++++ Task material

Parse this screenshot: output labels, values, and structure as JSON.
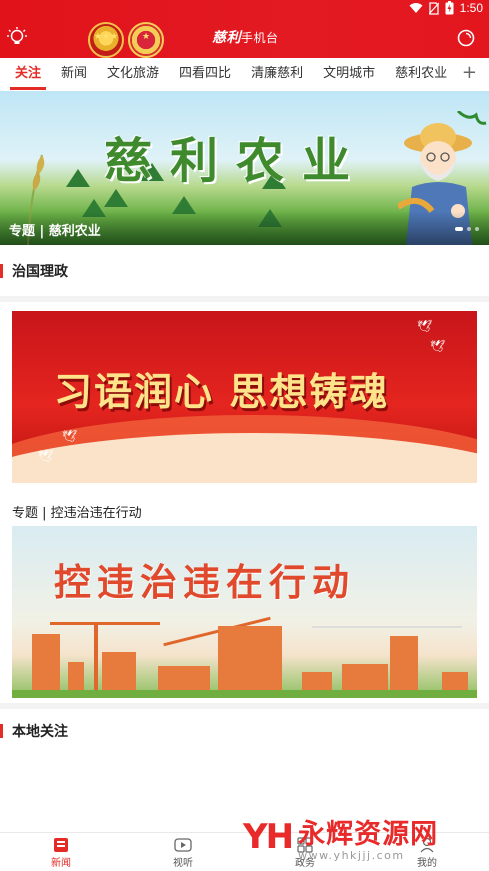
{
  "status_bar": {
    "time": "1:50"
  },
  "header": {
    "title_big": "慈利",
    "title_small": "手机台"
  },
  "tabs": [
    "关注",
    "新闻",
    "文化旅游",
    "四看四比",
    "清廉慈利",
    "文明城市",
    "慈利农业"
  ],
  "tabs_more": "+",
  "banner": {
    "title": "慈利农业",
    "caption": "专题 | 慈利农业"
  },
  "sections": {
    "governance": "治国理政",
    "local": "本地关注"
  },
  "cards": {
    "red_card_text": "习语润心 思想铸魂",
    "topic_label": "专题 | 控违治违在行动",
    "build_card_text": "控违治违在行动"
  },
  "bottom_nav": [
    {
      "label": "新闻",
      "icon": "news-icon",
      "active": true
    },
    {
      "label": "视听",
      "icon": "video-icon",
      "active": false
    },
    {
      "label": "政务",
      "icon": "government-icon",
      "active": false
    },
    {
      "label": "我的",
      "icon": "profile-icon",
      "active": false
    }
  ],
  "watermark": {
    "logo": "YH",
    "name": "永辉资源网",
    "url": "www.yhkjjj.com"
  },
  "colors": {
    "brand_red": "#e52b25",
    "header_red": "#e3161e"
  }
}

++++++++

◆ Aim
Write out the full listing verbatim, excluding its pictures.

◆ Task response
Parse this screenshot: output labels, values, and structure as JSON.
{
  "status_bar": {
    "time": "1:50"
  },
  "header": {
    "title_big": "慈利",
    "title_small": "手机台"
  },
  "tabs": [
    "关注",
    "新闻",
    "文化旅游",
    "四看四比",
    "清廉慈利",
    "文明城市",
    "慈利农业"
  ],
  "tabs_more": "+",
  "banner": {
    "title": "慈利农业",
    "caption": "专题 | 慈利农业"
  },
  "sections": {
    "governance": "治国理政",
    "local": "本地关注"
  },
  "cards": {
    "red_card_text": "习语润心 思想铸魂",
    "topic_label": "专题 | 控违治违在行动",
    "build_card_text": "控违治违在行动"
  },
  "bottom_nav": [
    {
      "label": "新闻",
      "icon": "news-icon",
      "active": true
    },
    {
      "label": "视听",
      "icon": "video-icon",
      "active": false
    },
    {
      "label": "政务",
      "icon": "government-icon",
      "active": false
    },
    {
      "label": "我的",
      "icon": "profile-icon",
      "active": false
    }
  ],
  "watermark": {
    "logo": "YH",
    "name": "永辉资源网",
    "url": "www.yhkjjj.com"
  },
  "colors": {
    "brand_red": "#e52b25",
    "header_red": "#e3161e"
  }
}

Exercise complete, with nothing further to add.